**Challenge:** Identify every line in the records below that contains the word "name", and reproduce each one.

● ● ● ●

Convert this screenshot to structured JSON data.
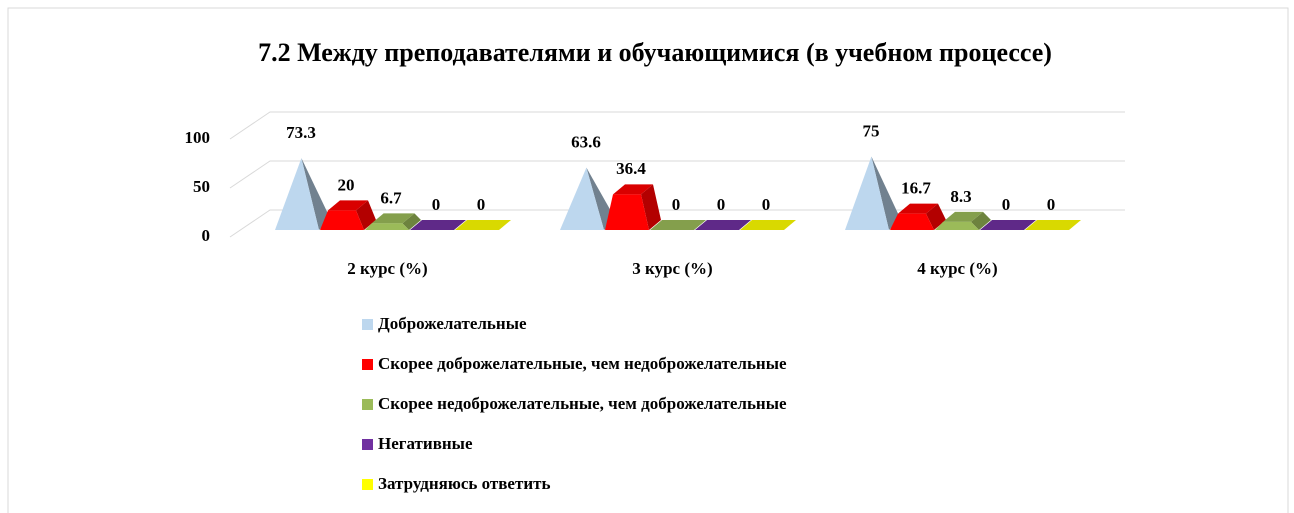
{
  "chart_data": {
    "type": "bar",
    "title": "7.2 Между преподавателями и обучающимися (в учебном процессе)",
    "categories": [
      "2 курс (%)",
      "3 курс (%)",
      "4 курс (%)"
    ],
    "series": [
      {
        "name": "Доброжелательные",
        "color": "#bdd7ee",
        "values": [
          73.3,
          63.6,
          75
        ]
      },
      {
        "name": "Скорее доброжелательные, чем недоброжелательные",
        "color": "#ff0000",
        "values": [
          20,
          36.4,
          16.7
        ]
      },
      {
        "name": "Скорее недоброжелательные, чем доброжелательные",
        "color": "#9bbb59",
        "values": [
          6.7,
          0,
          8.3
        ]
      },
      {
        "name": "Негативные",
        "color": "#7030a0",
        "values": [
          0,
          0,
          0
        ]
      },
      {
        "name": "Затрудняюсь ответить",
        "color": "#ffff00",
        "values": [
          0,
          0,
          0
        ]
      }
    ],
    "ylim": [
      0,
      100
    ],
    "yticks": [
      0,
      50,
      100
    ],
    "grid": true,
    "legend": "bottom"
  }
}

● ● ● ●

**Finished exercise:**
        "name": "Доброжелательные",
        "name": "Скорее доброжелательные, чем недоброжелательные",
        "name": "Скорее недоброжелательные, чем доброжелательные",
        "name": "Негативные",
        "name": "Затрудняюсь ответить",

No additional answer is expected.